### Records shown

##########

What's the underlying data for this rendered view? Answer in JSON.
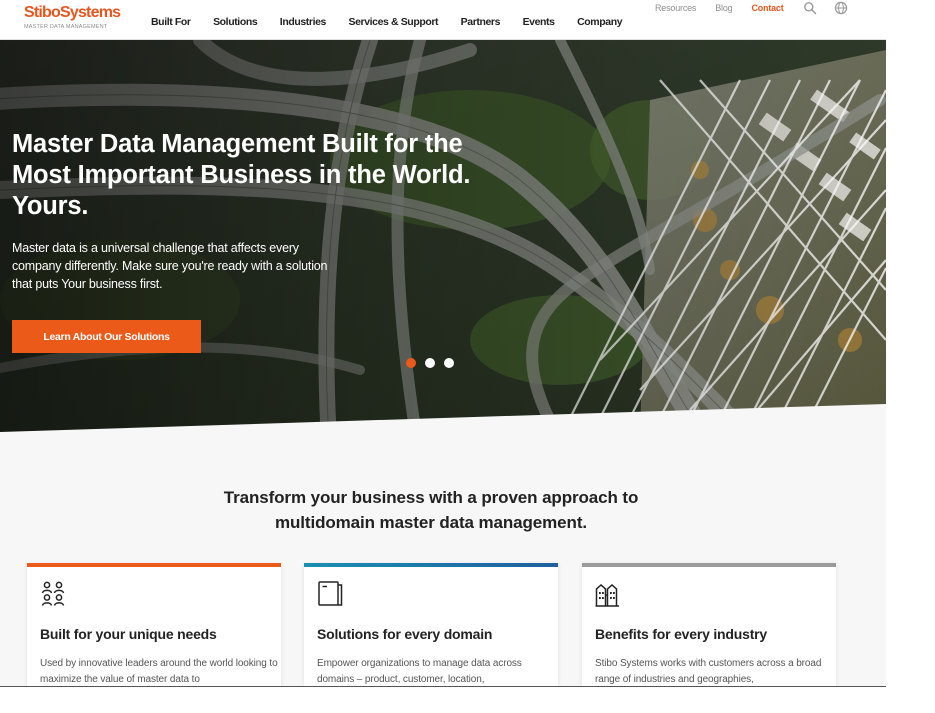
{
  "header": {
    "logo_main": "StiboSystems",
    "logo_sub": "Master Data Management",
    "nav": [
      "Built For",
      "Solutions",
      "Industries",
      "Services & Support",
      "Partners",
      "Events",
      "Company"
    ],
    "utility": {
      "resources": "Resources",
      "blog": "Blog",
      "contact": "Contact",
      "search_icon": "search-icon",
      "globe_icon": "globe-icon"
    }
  },
  "hero": {
    "title": "Master Data Management Built for the Most Important Business in the World. Yours.",
    "text": "Master data is a universal challenge that affects every company differently. Make sure you're ready with a solution that puts Your business first.",
    "cta_label": "Learn About Our Solutions",
    "slides": 3,
    "active_slide": 1
  },
  "content": {
    "heading_line1": "Transform your business with a proven approach to",
    "heading_line2": "multidomain master data management."
  },
  "cards": [
    {
      "title": "Built for your unique needs",
      "text": "Used by innovative leaders around the world looking to maximize the value of master data to",
      "icon": "people-icon",
      "accent": "#ec5a1a"
    },
    {
      "title": "Solutions for every domain",
      "text": "Empower organizations to manage data across domains – product, customer, location,",
      "icon": "folder-icon",
      "accent": "#1f5f9f"
    },
    {
      "title": "Benefits for every industry",
      "text": "Stibo Systems works with customers across a broad range of industries and geographies,",
      "icon": "buildings-icon",
      "accent": "#9a9a9a"
    }
  ],
  "colors": {
    "brand_orange": "#ec5a1a",
    "dark_text": "#222222",
    "nav_gray": "#8f8f8f"
  }
}
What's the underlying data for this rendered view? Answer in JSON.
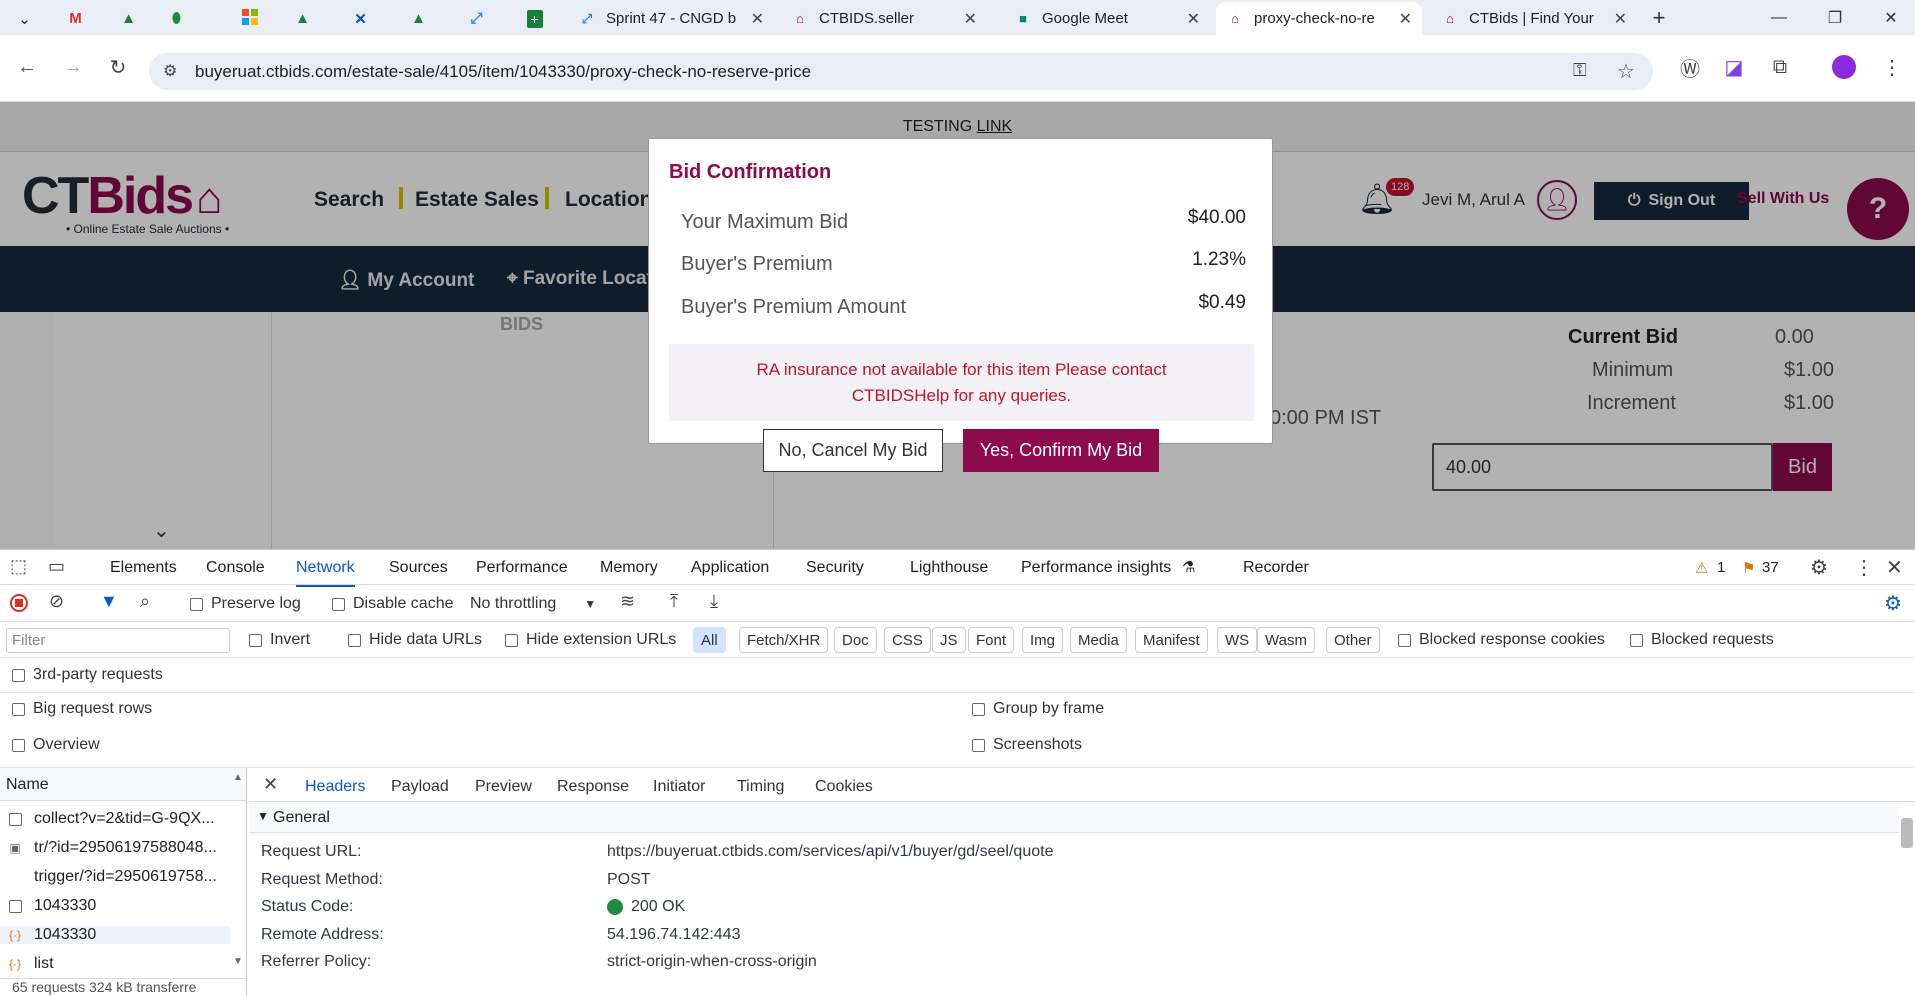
{
  "browser": {
    "tabs": [
      {
        "title": "",
        "icon": "chevron-down-icon"
      },
      {
        "title": "",
        "icon": "gmail-icon"
      },
      {
        "title": "",
        "icon": "google-drive-icon"
      },
      {
        "title": "",
        "icon": "leaf-icon"
      },
      {
        "title": "",
        "icon": "microsoft-icon"
      },
      {
        "title": "",
        "icon": "google-drive-icon"
      },
      {
        "title": "",
        "icon": "confluence-icon"
      },
      {
        "title": "",
        "icon": "google-drive-icon"
      },
      {
        "title": "",
        "icon": "jira-icon"
      },
      {
        "title": "",
        "icon": "google-sheets-icon"
      },
      {
        "title": "Sprint 47 - CNGD b",
        "icon": "jira-icon"
      },
      {
        "title": "CTBIDS.seller",
        "icon": "ctbids-icon"
      },
      {
        "title": "Google Meet",
        "icon": "google-meet-icon"
      },
      {
        "title": "proxy-check-no-re",
        "icon": "ctbids-icon"
      },
      {
        "title": "CTBids | Find Your",
        "icon": "ctbids-icon"
      }
    ],
    "new_tab": "+",
    "url": "buyeruat.ctbids.com/estate-sale/4105/item/1043330/proxy-check-no-reserve-price"
  },
  "site": {
    "testing_banner_prefix": "TESTING ",
    "testing_banner_link": "LINK",
    "logo_text_ct": "CT",
    "logo_text_bids": "Bids",
    "tagline": "• Online Estate Sale Auctions •",
    "nav": [
      "Search",
      "Estate Sales",
      "Location"
    ],
    "notification_count": "128",
    "user_name": "Jevi M, Arul A",
    "sign_out": "Sign Out",
    "sell_with_us": "Sell With Us",
    "subnav": [
      "My Account",
      "Favorite Locat"
    ],
    "bids_watermark": "BIDS",
    "auction_time": "0:00 PM IST",
    "current_bid_label": "Current Bid",
    "current_bid_value": "0.00",
    "minimum_label": "Minimum",
    "minimum_value": "$1.00",
    "increment_label": "Increment",
    "increment_value": "$1.00",
    "bid_input_value": "40.00",
    "bid_button": "Bid"
  },
  "modal": {
    "title": "Bid Confirmation",
    "rows": [
      {
        "label": "Your Maximum Bid",
        "value": "$40.00"
      },
      {
        "label": "Buyer's Premium",
        "value": "1.23%"
      },
      {
        "label": "Buyer's Premium Amount",
        "value": "$0.49"
      }
    ],
    "alert_line1": "RA insurance not available for this item Please contact",
    "alert_line2": "CTBIDSHelp for any queries.",
    "cancel_button": "No, Cancel My Bid",
    "confirm_button": "Yes, Confirm My Bid"
  },
  "devtools": {
    "tabs": [
      "Elements",
      "Console",
      "Network",
      "Sources",
      "Performance",
      "Memory",
      "Application",
      "Security",
      "Lighthouse",
      "Performance insights",
      "Recorder"
    ],
    "warning_count": "1",
    "issue_count": "37",
    "preserve_log": "Preserve log",
    "disable_cache": "Disable cache",
    "throttling": "No throttling",
    "filter_placeholder": "Filter",
    "invert": "Invert",
    "hide_data_urls": "Hide data URLs",
    "hide_extension_urls": "Hide extension URLs",
    "type_filters": [
      "All",
      "Fetch/XHR",
      "Doc",
      "CSS",
      "JS",
      "Font",
      "Img",
      "Media",
      "Manifest",
      "WS",
      "Wasm",
      "Other"
    ],
    "blocked_response_cookies": "Blocked response cookies",
    "blocked_requests": "Blocked requests",
    "third_party": "3rd-party requests",
    "big_request_rows": "Big request rows",
    "group_by_frame": "Group by frame",
    "overview": "Overview",
    "screenshots": "Screenshots",
    "name_header": "Name",
    "requests": [
      {
        "name": "collect?v=2&tid=G-9QX...",
        "icon": "checkbox-icon"
      },
      {
        "name": "tr/?id=29506197588048...",
        "icon": "image-icon"
      },
      {
        "name": "trigger/?id=2950619758...",
        "icon": "none"
      },
      {
        "name": "1043330",
        "icon": "checkbox-icon"
      },
      {
        "name": "1043330",
        "icon": "xhr-icon"
      },
      {
        "name": "list",
        "icon": "xhr-icon"
      }
    ],
    "status_bar": "65 requests   324 kB transferre",
    "detail_tabs": [
      "Headers",
      "Payload",
      "Preview",
      "Response",
      "Initiator",
      "Timing",
      "Cookies"
    ],
    "general_label": "General",
    "headers": [
      {
        "key": "Request URL:",
        "value": "https://buyeruat.ctbids.com/services/api/v1/buyer/gd/seel/quote"
      },
      {
        "key": "Request Method:",
        "value": "POST"
      },
      {
        "key": "Status Code:",
        "value": "200 OK"
      },
      {
        "key": "Remote Address:",
        "value": "54.196.74.142:443"
      },
      {
        "key": "Referrer Policy:",
        "value": "strict-origin-when-cross-origin"
      }
    ],
    "status_color": "#1e8e3e"
  },
  "colors": {
    "brand": "#8d0a4d",
    "navy": "#16293e",
    "devtools_accent": "#0b57d0"
  }
}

##########

### Given request
Show the lines of the records that contain the word "Hide".

### Reply
    "hide_data_urls": "Hide data URLs",
    "hide_extension_urls": "Hide extension URLs",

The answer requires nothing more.